#### Task directions:
Quote the whole listing word for word, please.

#### Information shown:

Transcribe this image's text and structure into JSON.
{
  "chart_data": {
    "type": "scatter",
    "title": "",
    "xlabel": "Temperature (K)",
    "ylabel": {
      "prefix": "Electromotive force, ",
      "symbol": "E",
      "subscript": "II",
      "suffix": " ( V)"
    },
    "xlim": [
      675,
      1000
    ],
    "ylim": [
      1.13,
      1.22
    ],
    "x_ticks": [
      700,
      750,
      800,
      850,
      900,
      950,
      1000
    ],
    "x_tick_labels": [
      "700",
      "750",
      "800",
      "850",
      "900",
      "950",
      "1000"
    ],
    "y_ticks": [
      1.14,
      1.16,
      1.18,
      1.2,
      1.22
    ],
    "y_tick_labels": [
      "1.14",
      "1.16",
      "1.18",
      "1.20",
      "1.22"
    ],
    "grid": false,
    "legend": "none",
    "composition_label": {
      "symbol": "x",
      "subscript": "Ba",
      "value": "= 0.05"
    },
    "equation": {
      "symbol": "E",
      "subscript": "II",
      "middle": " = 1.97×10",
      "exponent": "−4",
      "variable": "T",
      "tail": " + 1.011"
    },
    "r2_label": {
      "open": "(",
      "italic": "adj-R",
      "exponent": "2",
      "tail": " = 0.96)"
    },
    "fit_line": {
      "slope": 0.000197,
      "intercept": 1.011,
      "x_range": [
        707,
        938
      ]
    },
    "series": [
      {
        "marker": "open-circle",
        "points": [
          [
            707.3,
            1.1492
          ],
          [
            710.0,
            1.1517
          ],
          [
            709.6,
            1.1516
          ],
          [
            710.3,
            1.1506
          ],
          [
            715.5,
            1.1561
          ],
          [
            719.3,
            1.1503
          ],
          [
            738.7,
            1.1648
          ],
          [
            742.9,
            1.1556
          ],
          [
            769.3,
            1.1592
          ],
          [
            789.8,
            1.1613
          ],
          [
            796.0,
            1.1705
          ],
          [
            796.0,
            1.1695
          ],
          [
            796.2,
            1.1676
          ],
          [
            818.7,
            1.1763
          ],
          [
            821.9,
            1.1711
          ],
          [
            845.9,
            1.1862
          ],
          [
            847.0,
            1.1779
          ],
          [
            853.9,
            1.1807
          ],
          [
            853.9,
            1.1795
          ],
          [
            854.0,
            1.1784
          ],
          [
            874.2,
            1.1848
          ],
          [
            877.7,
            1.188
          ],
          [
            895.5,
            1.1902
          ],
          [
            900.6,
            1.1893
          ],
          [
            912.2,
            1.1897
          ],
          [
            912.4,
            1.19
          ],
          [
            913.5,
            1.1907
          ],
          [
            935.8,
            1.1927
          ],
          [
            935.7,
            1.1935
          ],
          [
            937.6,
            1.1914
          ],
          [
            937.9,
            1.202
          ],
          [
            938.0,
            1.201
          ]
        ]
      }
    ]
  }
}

#### Exercise output:
Transcribe this image's text and structure into JSON.
{
  "chart_data": {
    "type": "scatter",
    "title": "",
    "xlabel": "Temperature (K)",
    "ylabel": {
      "prefix": "Electromotive force, ",
      "symbol": "E",
      "subscript": "II",
      "suffix": " ( V)"
    },
    "xlim": [
      675,
      1000
    ],
    "ylim": [
      1.13,
      1.22
    ],
    "x_ticks": [
      700,
      750,
      800,
      850,
      900,
      950,
      1000
    ],
    "x_tick_labels": [
      "700",
      "750",
      "800",
      "850",
      "900",
      "950",
      "1000"
    ],
    "y_ticks": [
      1.14,
      1.16,
      1.18,
      1.2,
      1.22
    ],
    "y_tick_labels": [
      "1.14",
      "1.16",
      "1.18",
      "1.20",
      "1.22"
    ],
    "grid": false,
    "legend": "none",
    "composition_label": {
      "symbol": "x",
      "subscript": "Ba",
      "value": "= 0.05"
    },
    "equation": {
      "symbol": "E",
      "subscript": "II",
      "middle": " = 1.97×10",
      "exponent": "−4",
      "variable": "T",
      "tail": " + 1.011"
    },
    "r2_label": {
      "open": "(",
      "italic": "adj-R",
      "exponent": "2",
      "tail": " = 0.96)"
    },
    "fit_line": {
      "slope": 0.000197,
      "intercept": 1.011,
      "x_range": [
        707,
        938
      ]
    },
    "series": [
      {
        "marker": "open-circle",
        "points": [
          [
            707.3,
            1.1492
          ],
          [
            710.0,
            1.1517
          ],
          [
            709.6,
            1.1516
          ],
          [
            710.3,
            1.1506
          ],
          [
            715.5,
            1.1561
          ],
          [
            719.3,
            1.1503
          ],
          [
            738.7,
            1.1648
          ],
          [
            742.9,
            1.1556
          ],
          [
            769.3,
            1.1592
          ],
          [
            789.8,
            1.1613
          ],
          [
            796.0,
            1.1705
          ],
          [
            796.0,
            1.1695
          ],
          [
            796.2,
            1.1676
          ],
          [
            818.7,
            1.1763
          ],
          [
            821.9,
            1.1711
          ],
          [
            845.9,
            1.1862
          ],
          [
            847.0,
            1.1779
          ],
          [
            853.9,
            1.1807
          ],
          [
            853.9,
            1.1795
          ],
          [
            854.0,
            1.1784
          ],
          [
            874.2,
            1.1848
          ],
          [
            877.7,
            1.188
          ],
          [
            895.5,
            1.1902
          ],
          [
            900.6,
            1.1893
          ],
          [
            912.2,
            1.1897
          ],
          [
            912.4,
            1.19
          ],
          [
            913.5,
            1.1907
          ],
          [
            935.8,
            1.1927
          ],
          [
            935.7,
            1.1935
          ],
          [
            937.6,
            1.1914
          ],
          [
            937.9,
            1.202
          ],
          [
            938.0,
            1.201
          ]
        ]
      }
    ]
  }
}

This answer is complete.